• WHAT YOU HAVE TO DO:
Set the listing down unchanged, minus every embedded image.

• INFORMATION PROVIDED:
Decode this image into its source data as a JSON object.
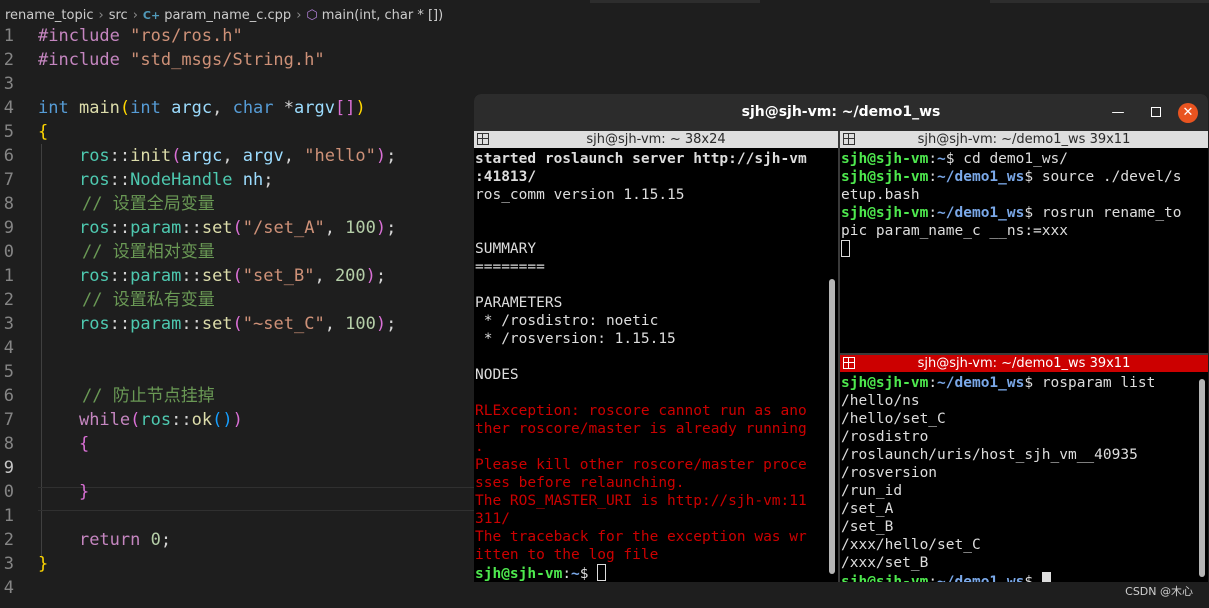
{
  "breadcrumb": {
    "folder": "rename_topic",
    "subfolder": "src",
    "file": "param_name_c.cpp",
    "symbol": "main(int, char * [])"
  },
  "editor": {
    "line_numbers": [
      "1",
      "2",
      "3",
      "4",
      "5",
      "6",
      "7",
      "8",
      "9",
      "0",
      "1",
      "2",
      "3",
      "4",
      "5",
      "6",
      "7",
      "8",
      "9",
      "0",
      "1",
      "2",
      "3",
      "4"
    ],
    "comment_global": "// 设置全局变量",
    "comment_relative": "// 设置相对变量",
    "comment_private": "// 设置私有变量",
    "comment_block": "// 防止节点挂掉",
    "str_ros": "\"ros/ros.h\"",
    "str_std": "\"std_msgs/String.h\"",
    "str_hello": "\"hello\"",
    "str_set_a": "\"/set_A\"",
    "str_set_b": "\"set_B\"",
    "str_set_c": "\"~set_C\"",
    "num_100": "100",
    "num_200": "200",
    "num_0": "0"
  },
  "terminal": {
    "title": "sjh@sjh-vm: ~/demo1_ws",
    "pane_left_title": "sjh@sjh-vm: ~ 38x24",
    "pane_tr_title": "sjh@sjh-vm: ~/demo1_ws 39x11",
    "pane_br_title": "sjh@sjh-vm: ~/demo1_ws 39x11",
    "user_host": "sjh@sjh-vm",
    "path_home": "~",
    "path_ws": "~/demo1_ws",
    "left_lines": {
      "l1": "started roslaunch server http://sjh-vm",
      "l2": ":41813/",
      "l3": "ros_comm version 1.15.15",
      "l4": "SUMMARY",
      "l5": "========",
      "l6": "PARAMETERS",
      "l7": " * /rosdistro: noetic",
      "l8": " * /rosversion: 1.15.15",
      "l9": "NODES",
      "e1": "RLException: roscore cannot run as ano",
      "e2": "ther roscore/master is already running",
      "e3": ".",
      "e4": "Please kill other roscore/master proce",
      "e5": "sses before relaunching.",
      "e6": "The ROS_MASTER_URI is http://sjh-vm:11",
      "e7": "311/",
      "e8": "The traceback for the exception was wr",
      "e9": "itten to the log file"
    },
    "tr_cmd1": "cd demo1_ws/",
    "tr_cmd2a": "source ./devel/s",
    "tr_cmd2b": "etup.bash",
    "tr_cmd3a": "rosrun rename_to",
    "tr_cmd3b": "pic param_name_c __ns:=xxx",
    "br_cmd": "rosparam list",
    "br_params": [
      "/hello/ns",
      "/hello/set_C",
      "/rosdistro",
      "/roslaunch/uris/host_sjh_vm__40935",
      "/rosversion",
      "/run_id",
      "/set_A",
      "/set_B",
      "/xxx/hello/set_C",
      "/xxx/set_B"
    ]
  },
  "watermark": "CSDN @木心",
  "colors": {
    "editor_bg": "#1e1e1e",
    "terminal_bg": "#000000",
    "active_pane": "#cc0000",
    "prompt_green": "#4ee94e",
    "path_blue": "#7aa8e8",
    "error_red": "#cc0000",
    "close_orange": "#e95420"
  }
}
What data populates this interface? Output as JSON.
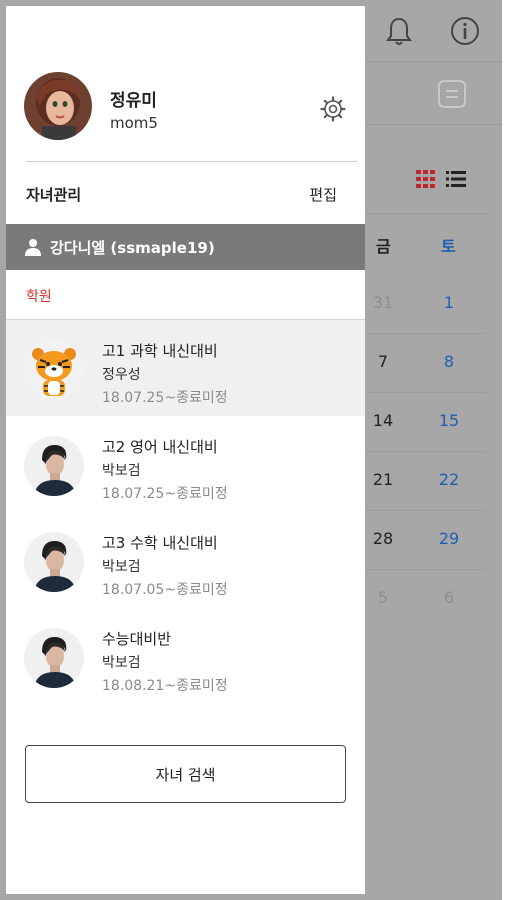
{
  "calendar": {
    "weekdays": [
      {
        "label": "금",
        "color": "#222222"
      },
      {
        "label": "토",
        "color": "#1e5fb4"
      }
    ],
    "weeks": [
      {
        "fri": "31",
        "sat": "1",
        "fri_color": "#8f8f8f",
        "sat_color": "#1e5fb4"
      },
      {
        "fri": "7",
        "sat": "8",
        "fri_color": "#222222",
        "sat_color": "#1e5fb4"
      },
      {
        "fri": "14",
        "sat": "15",
        "fri_color": "#222222",
        "sat_color": "#1e5fb4"
      },
      {
        "fri": "21",
        "sat": "22",
        "fri_color": "#222222",
        "sat_color": "#1e5fb4"
      },
      {
        "fri": "28",
        "sat": "29",
        "fri_color": "#222222",
        "sat_color": "#1e5fb4"
      },
      {
        "fri": "5",
        "sat": "6",
        "fri_color": "#8f8f8f",
        "sat_color": "#8f8f8f"
      }
    ],
    "icons": [
      "bell-icon",
      "info-icon",
      "memo-icon",
      "grid-view-icon",
      "list-view-icon"
    ],
    "accent": "#c0262d"
  },
  "profile": {
    "name": "정유미",
    "id": "mom5",
    "icons": [
      "avatar",
      "gear-icon"
    ]
  },
  "children_section": {
    "title": "자녀관리",
    "edit_label": "편집"
  },
  "selected_child": {
    "label": "강다니엘 (ssmaple19)",
    "icon": "person-icon"
  },
  "academy_label": "학원",
  "classes": [
    {
      "title": "고1 과학 내신대비",
      "teacher": "정우성",
      "period": "18.07.25~종료미정",
      "avatar": "tiger-mascot",
      "selected": true
    },
    {
      "title": "고2 영어 내신대비",
      "teacher": "박보검",
      "period": "18.07.25~종료미정",
      "avatar": "teacher-photo",
      "selected": false
    },
    {
      "title": "고3 수학 내신대비",
      "teacher": "박보검",
      "period": "18.07.05~종료미정",
      "avatar": "teacher-photo",
      "selected": false
    },
    {
      "title": "수능대비반",
      "teacher": "박보검",
      "period": "18.08.21~종료미정",
      "avatar": "teacher-photo",
      "selected": false
    }
  ],
  "search_button_label": "자녀 검색",
  "colors": {
    "child_bar": "#7a7a7a",
    "academy_label": "#d0342c",
    "dim_overlay": "#a7a7a7"
  }
}
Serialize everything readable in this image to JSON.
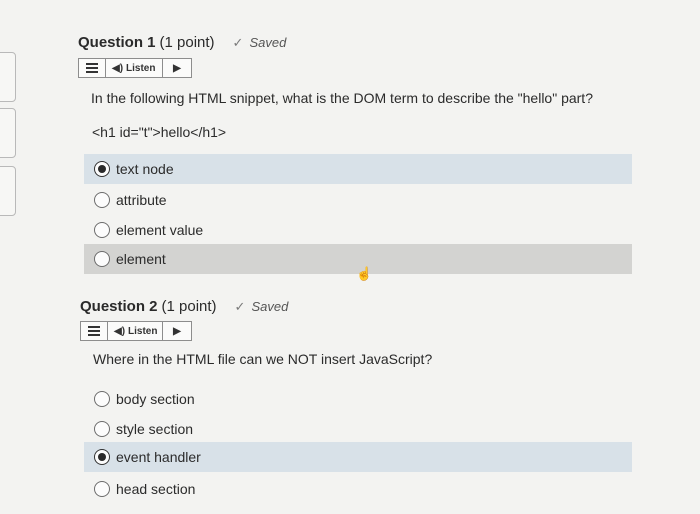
{
  "q1": {
    "title": "Question 1",
    "points": "(1 point)",
    "saved": "Saved",
    "listen": "Listen",
    "prompt": "In the following HTML snippet, what is the DOM term to describe the \"hello\" part?",
    "code": "<h1 id=\"t\">hello</h1>",
    "options": [
      "text node",
      "attribute",
      "element value",
      "element"
    ],
    "selected_index": 0
  },
  "q2": {
    "title": "Question 2",
    "points": "(1 point)",
    "saved": "Saved",
    "listen": "Listen",
    "prompt": "Where in the HTML file can we NOT insert JavaScript?",
    "options": [
      "body section",
      "style section",
      "event handler",
      "head section"
    ],
    "selected_index": 2
  },
  "icons": [
    "check-icon",
    "menu-icon",
    "speaker-icon",
    "play-icon",
    "radio-icon",
    "hand-cursor-icon"
  ]
}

• THE SOLUTION:
Decode this image into its source data as a JSON object.
{
  "breadcrumb": {
    "folder": "rename_topic",
    "subfolder": "src",
    "file": "param_name_c.cpp",
    "symbol": "main(int, char * [])"
  },
  "editor": {
    "line_numbers": [
      "1",
      "2",
      "3",
      "4",
      "5",
      "6",
      "7",
      "8",
      "9",
      "0",
      "1",
      "2",
      "3",
      "4",
      "5",
      "6",
      "7",
      "8",
      "9",
      "0",
      "1",
      "2",
      "3",
      "4"
    ],
    "comment_global": "// 设置全局变量",
    "comment_relative": "// 设置相对变量",
    "comment_private": "// 设置私有变量",
    "comment_block": "// 防止节点挂掉",
    "str_ros": "\"ros/ros.h\"",
    "str_std": "\"std_msgs/String.h\"",
    "str_hello": "\"hello\"",
    "str_set_a": "\"/set_A\"",
    "str_set_b": "\"set_B\"",
    "str_set_c": "\"~set_C\"",
    "num_100": "100",
    "num_200": "200",
    "num_0": "0"
  },
  "terminal": {
    "title": "sjh@sjh-vm: ~/demo1_ws",
    "pane_left_title": "sjh@sjh-vm: ~ 38x24",
    "pane_tr_title": "sjh@sjh-vm: ~/demo1_ws 39x11",
    "pane_br_title": "sjh@sjh-vm: ~/demo1_ws 39x11",
    "user_host": "sjh@sjh-vm",
    "path_home": "~",
    "path_ws": "~/demo1_ws",
    "left_lines": {
      "l1": "started roslaunch server http://sjh-vm",
      "l2": ":41813/",
      "l3": "ros_comm version 1.15.15",
      "l4": "SUMMARY",
      "l5": "========",
      "l6": "PARAMETERS",
      "l7": " * /rosdistro: noetic",
      "l8": " * /rosversion: 1.15.15",
      "l9": "NODES",
      "e1": "RLException: roscore cannot run as ano",
      "e2": "ther roscore/master is already running",
      "e3": ".",
      "e4": "Please kill other roscore/master proce",
      "e5": "sses before relaunching.",
      "e6": "The ROS_MASTER_URI is http://sjh-vm:11",
      "e7": "311/",
      "e8": "The traceback for the exception was wr",
      "e9": "itten to the log file"
    },
    "tr_cmd1": "cd demo1_ws/",
    "tr_cmd2a": "source ./devel/s",
    "tr_cmd2b": "etup.bash",
    "tr_cmd3a": "rosrun rename_to",
    "tr_cmd3b": "pic param_name_c __ns:=xxx",
    "br_cmd": "rosparam list",
    "br_params": [
      "/hello/ns",
      "/hello/set_C",
      "/rosdistro",
      "/roslaunch/uris/host_sjh_vm__40935",
      "/rosversion",
      "/run_id",
      "/set_A",
      "/set_B",
      "/xxx/hello/set_C",
      "/xxx/set_B"
    ]
  },
  "watermark": "CSDN @木心",
  "colors": {
    "editor_bg": "#1e1e1e",
    "terminal_bg": "#000000",
    "active_pane": "#cc0000",
    "prompt_green": "#4ee94e",
    "path_blue": "#7aa8e8",
    "error_red": "#cc0000",
    "close_orange": "#e95420"
  }
}
What data populates this interface? Output as JSON.
{
  "calendar": {
    "weekdays": [
      {
        "label": "금",
        "color": "#222222"
      },
      {
        "label": "토",
        "color": "#1e5fb4"
      }
    ],
    "weeks": [
      {
        "fri": "31",
        "sat": "1",
        "fri_color": "#8f8f8f",
        "sat_color": "#1e5fb4"
      },
      {
        "fri": "7",
        "sat": "8",
        "fri_color": "#222222",
        "sat_color": "#1e5fb4"
      },
      {
        "fri": "14",
        "sat": "15",
        "fri_color": "#222222",
        "sat_color": "#1e5fb4"
      },
      {
        "fri": "21",
        "sat": "22",
        "fri_color": "#222222",
        "sat_color": "#1e5fb4"
      },
      {
        "fri": "28",
        "sat": "29",
        "fri_color": "#222222",
        "sat_color": "#1e5fb4"
      },
      {
        "fri": "5",
        "sat": "6",
        "fri_color": "#8f8f8f",
        "sat_color": "#8f8f8f"
      }
    ],
    "icons": [
      "bell-icon",
      "info-icon",
      "memo-icon",
      "grid-view-icon",
      "list-view-icon"
    ],
    "accent": "#c0262d"
  },
  "profile": {
    "name": "정유미",
    "id": "mom5",
    "icons": [
      "avatar",
      "gear-icon"
    ]
  },
  "children_section": {
    "title": "자녀관리",
    "edit_label": "편집"
  },
  "selected_child": {
    "label": "강다니엘 (ssmaple19)",
    "icon": "person-icon"
  },
  "academy_label": "학원",
  "classes": [
    {
      "title": "고1 과학 내신대비",
      "teacher": "정우성",
      "period": "18.07.25~종료미정",
      "avatar": "tiger-mascot",
      "selected": true
    },
    {
      "title": "고2 영어 내신대비",
      "teacher": "박보검",
      "period": "18.07.25~종료미정",
      "avatar": "teacher-photo",
      "selected": false
    },
    {
      "title": "고3 수학 내신대비",
      "teacher": "박보검",
      "period": "18.07.05~종료미정",
      "avatar": "teacher-photo",
      "selected": false
    },
    {
      "title": "수능대비반",
      "teacher": "박보검",
      "period": "18.08.21~종료미정",
      "avatar": "teacher-photo",
      "selected": false
    }
  ],
  "search_button_label": "자녀 검색",
  "colors": {
    "child_bar": "#7a7a7a",
    "academy_label": "#d0342c",
    "dim_overlay": "#a7a7a7"
  }
}
Serialize everything readable in this image to JSON.
{
  "q1": {
    "title": "Question 1",
    "points": "(1 point)",
    "saved": "Saved",
    "listen": "Listen",
    "prompt": "In the following HTML snippet, what is the DOM term to describe the \"hello\" part?",
    "code": "<h1 id=\"t\">hello</h1>",
    "options": [
      "text node",
      "attribute",
      "element value",
      "element"
    ],
    "selected_index": 0
  },
  "q2": {
    "title": "Question 2",
    "points": "(1 point)",
    "saved": "Saved",
    "listen": "Listen",
    "prompt": "Where in the HTML file can we NOT insert JavaScript?",
    "options": [
      "body section",
      "style section",
      "event handler",
      "head section"
    ],
    "selected_index": 2
  },
  "icons": [
    "check-icon",
    "menu-icon",
    "speaker-icon",
    "play-icon",
    "radio-icon",
    "hand-cursor-icon"
  ]
}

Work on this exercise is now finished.